BRIEF> The answer is a single number: how many lines hold the string "Traffic".

::::::::::

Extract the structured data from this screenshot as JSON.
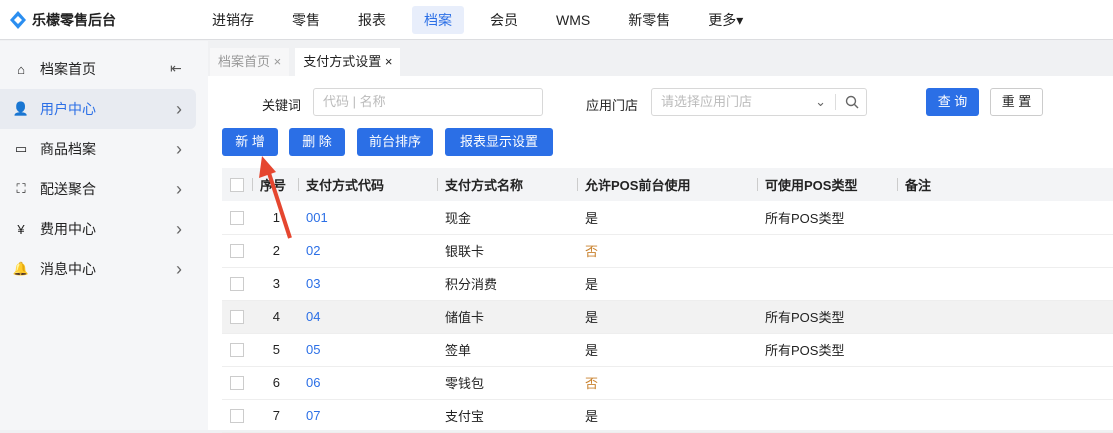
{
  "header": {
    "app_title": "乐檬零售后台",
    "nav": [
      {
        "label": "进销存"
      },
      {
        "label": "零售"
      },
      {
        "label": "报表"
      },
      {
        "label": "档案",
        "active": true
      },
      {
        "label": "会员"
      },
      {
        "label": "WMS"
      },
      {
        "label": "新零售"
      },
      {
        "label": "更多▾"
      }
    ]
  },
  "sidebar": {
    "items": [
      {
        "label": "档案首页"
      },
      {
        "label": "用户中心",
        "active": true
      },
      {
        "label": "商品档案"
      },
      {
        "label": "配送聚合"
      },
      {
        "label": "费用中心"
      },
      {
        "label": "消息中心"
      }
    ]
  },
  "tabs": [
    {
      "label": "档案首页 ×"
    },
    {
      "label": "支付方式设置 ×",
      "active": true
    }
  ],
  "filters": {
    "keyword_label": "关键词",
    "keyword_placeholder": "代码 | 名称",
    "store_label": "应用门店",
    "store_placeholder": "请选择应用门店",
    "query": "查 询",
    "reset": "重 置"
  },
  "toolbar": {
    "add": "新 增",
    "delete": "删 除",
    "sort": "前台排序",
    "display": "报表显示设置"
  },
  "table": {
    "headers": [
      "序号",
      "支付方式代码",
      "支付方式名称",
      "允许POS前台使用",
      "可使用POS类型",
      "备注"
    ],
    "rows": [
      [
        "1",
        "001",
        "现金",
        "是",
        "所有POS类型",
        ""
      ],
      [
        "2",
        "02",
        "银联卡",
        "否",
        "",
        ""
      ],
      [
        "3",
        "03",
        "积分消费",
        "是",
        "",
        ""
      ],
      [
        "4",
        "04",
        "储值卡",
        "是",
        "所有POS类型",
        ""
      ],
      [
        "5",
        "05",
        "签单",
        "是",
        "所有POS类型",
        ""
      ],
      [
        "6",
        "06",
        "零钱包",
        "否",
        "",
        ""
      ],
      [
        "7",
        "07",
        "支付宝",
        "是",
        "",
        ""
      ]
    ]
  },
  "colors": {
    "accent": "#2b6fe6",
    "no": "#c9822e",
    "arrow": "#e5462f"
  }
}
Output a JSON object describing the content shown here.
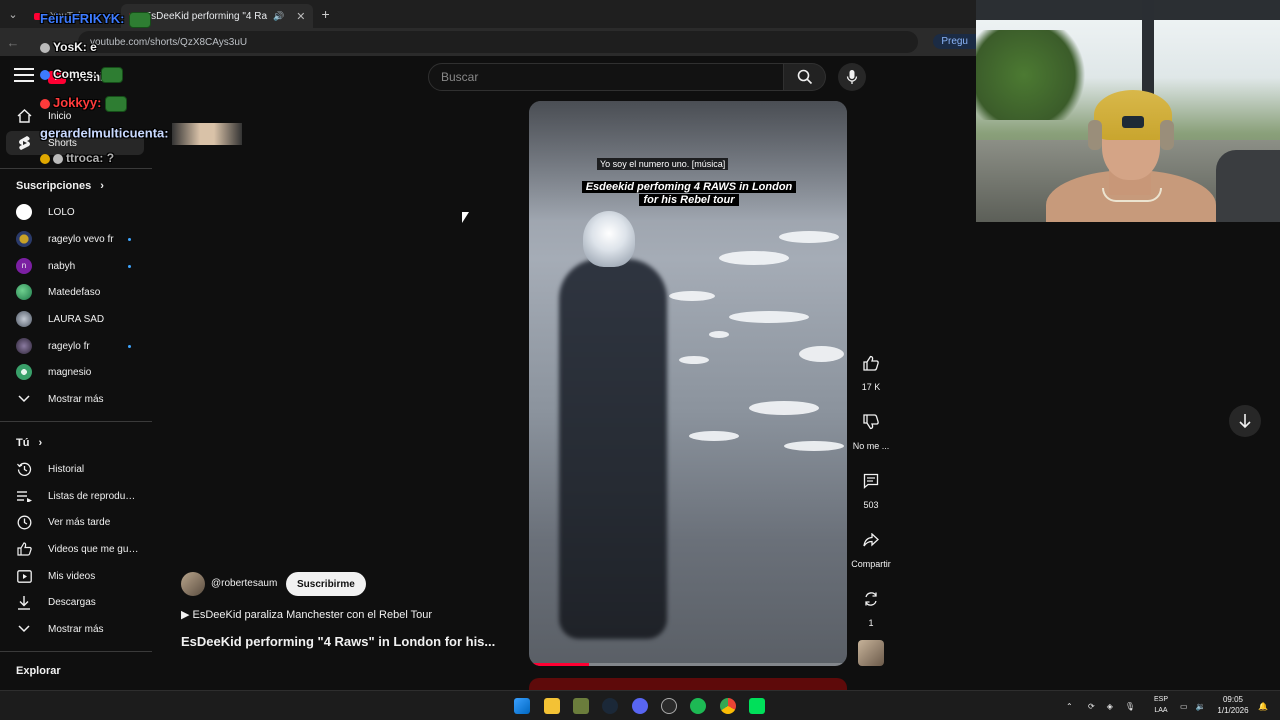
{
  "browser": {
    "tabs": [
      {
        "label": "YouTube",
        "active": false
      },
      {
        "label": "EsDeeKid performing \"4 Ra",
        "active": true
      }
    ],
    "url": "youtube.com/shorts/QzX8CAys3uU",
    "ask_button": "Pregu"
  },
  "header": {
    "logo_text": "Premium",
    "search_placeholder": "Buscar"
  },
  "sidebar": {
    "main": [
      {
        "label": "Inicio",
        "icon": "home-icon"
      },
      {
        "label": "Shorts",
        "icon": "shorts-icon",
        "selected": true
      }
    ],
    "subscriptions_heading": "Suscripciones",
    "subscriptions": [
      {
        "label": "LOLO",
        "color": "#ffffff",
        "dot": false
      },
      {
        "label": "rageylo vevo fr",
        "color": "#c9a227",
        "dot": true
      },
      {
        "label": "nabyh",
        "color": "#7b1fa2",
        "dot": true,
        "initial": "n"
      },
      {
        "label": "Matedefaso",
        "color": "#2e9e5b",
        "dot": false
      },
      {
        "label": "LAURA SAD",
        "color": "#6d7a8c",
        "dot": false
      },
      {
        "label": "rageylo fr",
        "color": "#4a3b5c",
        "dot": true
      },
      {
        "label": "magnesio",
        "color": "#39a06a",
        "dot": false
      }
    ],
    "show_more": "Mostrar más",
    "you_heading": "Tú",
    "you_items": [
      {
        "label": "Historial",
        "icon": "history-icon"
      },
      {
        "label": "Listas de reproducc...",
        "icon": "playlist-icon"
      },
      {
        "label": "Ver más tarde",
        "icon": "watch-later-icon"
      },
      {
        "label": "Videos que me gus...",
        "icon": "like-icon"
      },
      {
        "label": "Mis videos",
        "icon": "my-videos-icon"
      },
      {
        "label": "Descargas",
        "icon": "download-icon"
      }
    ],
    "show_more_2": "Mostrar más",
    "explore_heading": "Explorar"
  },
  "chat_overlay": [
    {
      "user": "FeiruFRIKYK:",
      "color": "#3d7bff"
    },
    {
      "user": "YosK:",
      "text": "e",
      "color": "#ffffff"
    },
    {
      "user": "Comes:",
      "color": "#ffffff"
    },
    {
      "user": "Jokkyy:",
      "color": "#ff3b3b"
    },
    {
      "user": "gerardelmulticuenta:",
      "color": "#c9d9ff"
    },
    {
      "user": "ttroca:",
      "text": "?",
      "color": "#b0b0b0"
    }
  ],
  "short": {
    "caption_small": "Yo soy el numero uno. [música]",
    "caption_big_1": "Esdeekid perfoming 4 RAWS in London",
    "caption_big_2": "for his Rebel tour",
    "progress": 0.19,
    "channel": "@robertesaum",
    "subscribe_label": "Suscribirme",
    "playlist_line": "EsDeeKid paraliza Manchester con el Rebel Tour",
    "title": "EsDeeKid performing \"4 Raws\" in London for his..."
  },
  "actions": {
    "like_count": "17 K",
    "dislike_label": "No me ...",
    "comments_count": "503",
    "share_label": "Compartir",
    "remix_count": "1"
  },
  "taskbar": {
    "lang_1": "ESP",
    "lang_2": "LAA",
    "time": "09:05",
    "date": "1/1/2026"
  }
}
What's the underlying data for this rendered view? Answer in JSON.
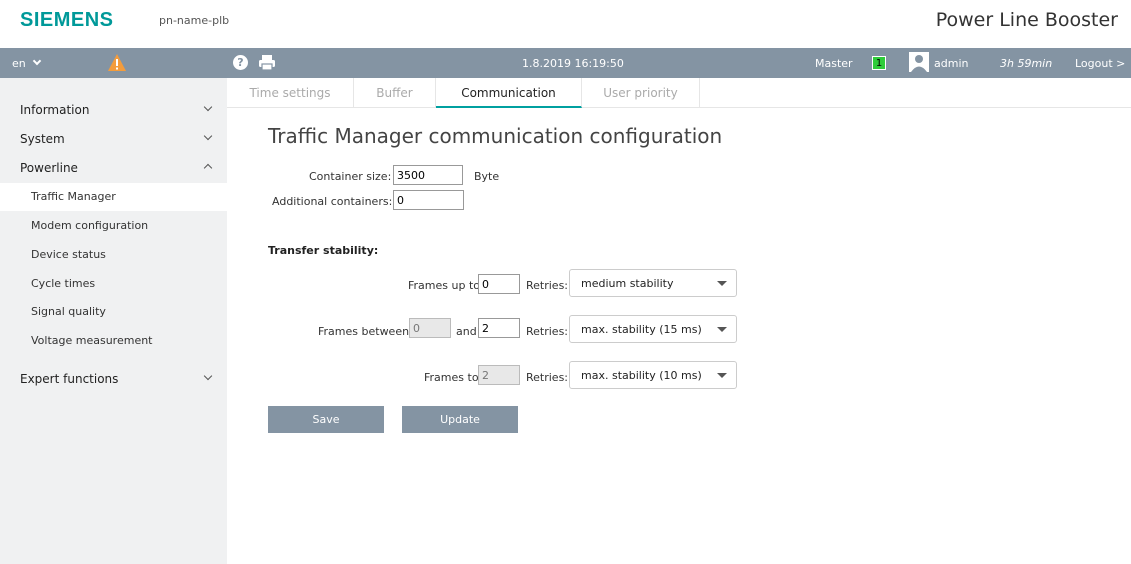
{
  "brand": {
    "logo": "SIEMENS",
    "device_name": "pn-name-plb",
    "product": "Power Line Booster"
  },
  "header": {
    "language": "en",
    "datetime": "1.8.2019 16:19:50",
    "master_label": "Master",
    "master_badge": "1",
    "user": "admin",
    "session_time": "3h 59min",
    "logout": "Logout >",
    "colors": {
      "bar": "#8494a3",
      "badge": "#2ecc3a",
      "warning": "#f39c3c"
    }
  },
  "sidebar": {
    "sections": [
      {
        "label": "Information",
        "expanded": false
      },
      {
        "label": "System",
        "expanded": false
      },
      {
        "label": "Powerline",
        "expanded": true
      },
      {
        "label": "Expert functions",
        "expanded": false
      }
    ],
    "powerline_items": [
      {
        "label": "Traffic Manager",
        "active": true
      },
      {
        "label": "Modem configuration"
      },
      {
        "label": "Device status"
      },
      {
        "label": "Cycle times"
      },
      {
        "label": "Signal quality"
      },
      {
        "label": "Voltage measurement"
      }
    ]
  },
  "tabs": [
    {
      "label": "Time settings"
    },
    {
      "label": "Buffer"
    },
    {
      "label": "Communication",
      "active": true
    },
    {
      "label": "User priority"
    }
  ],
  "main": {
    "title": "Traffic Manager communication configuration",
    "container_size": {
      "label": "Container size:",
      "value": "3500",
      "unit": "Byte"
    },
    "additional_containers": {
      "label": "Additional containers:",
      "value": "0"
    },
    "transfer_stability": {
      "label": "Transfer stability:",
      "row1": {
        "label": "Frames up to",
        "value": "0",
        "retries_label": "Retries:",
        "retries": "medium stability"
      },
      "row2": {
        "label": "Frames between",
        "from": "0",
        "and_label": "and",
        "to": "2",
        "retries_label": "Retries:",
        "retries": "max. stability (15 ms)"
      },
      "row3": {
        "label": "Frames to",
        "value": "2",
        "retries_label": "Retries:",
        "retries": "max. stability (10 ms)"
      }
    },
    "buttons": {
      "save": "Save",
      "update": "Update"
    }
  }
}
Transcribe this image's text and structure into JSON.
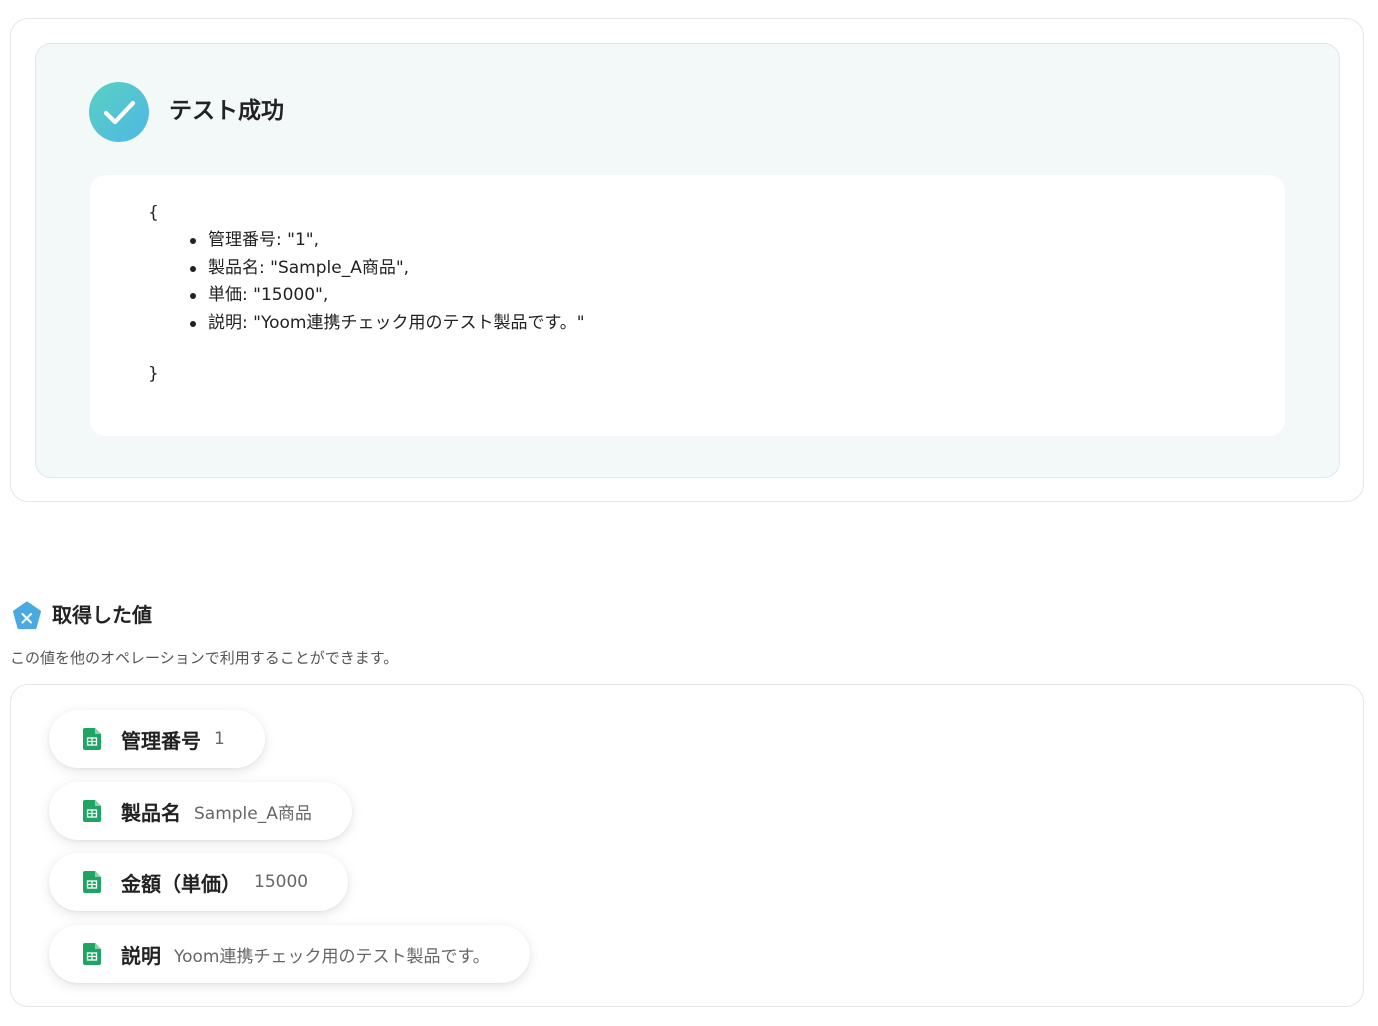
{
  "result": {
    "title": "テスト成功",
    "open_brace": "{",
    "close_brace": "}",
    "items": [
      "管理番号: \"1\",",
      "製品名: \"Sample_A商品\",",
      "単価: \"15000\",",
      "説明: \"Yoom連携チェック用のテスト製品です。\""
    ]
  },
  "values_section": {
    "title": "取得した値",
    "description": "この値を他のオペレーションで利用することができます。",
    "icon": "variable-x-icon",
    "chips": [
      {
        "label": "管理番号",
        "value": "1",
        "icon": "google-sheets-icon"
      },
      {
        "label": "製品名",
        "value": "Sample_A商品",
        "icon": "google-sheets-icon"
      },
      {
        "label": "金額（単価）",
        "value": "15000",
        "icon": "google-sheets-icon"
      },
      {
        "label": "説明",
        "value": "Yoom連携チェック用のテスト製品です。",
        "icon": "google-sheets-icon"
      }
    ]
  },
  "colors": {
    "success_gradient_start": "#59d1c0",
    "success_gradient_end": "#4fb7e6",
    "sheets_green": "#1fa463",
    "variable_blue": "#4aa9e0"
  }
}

::::::::::

ANSWER TO THIS TASK> 2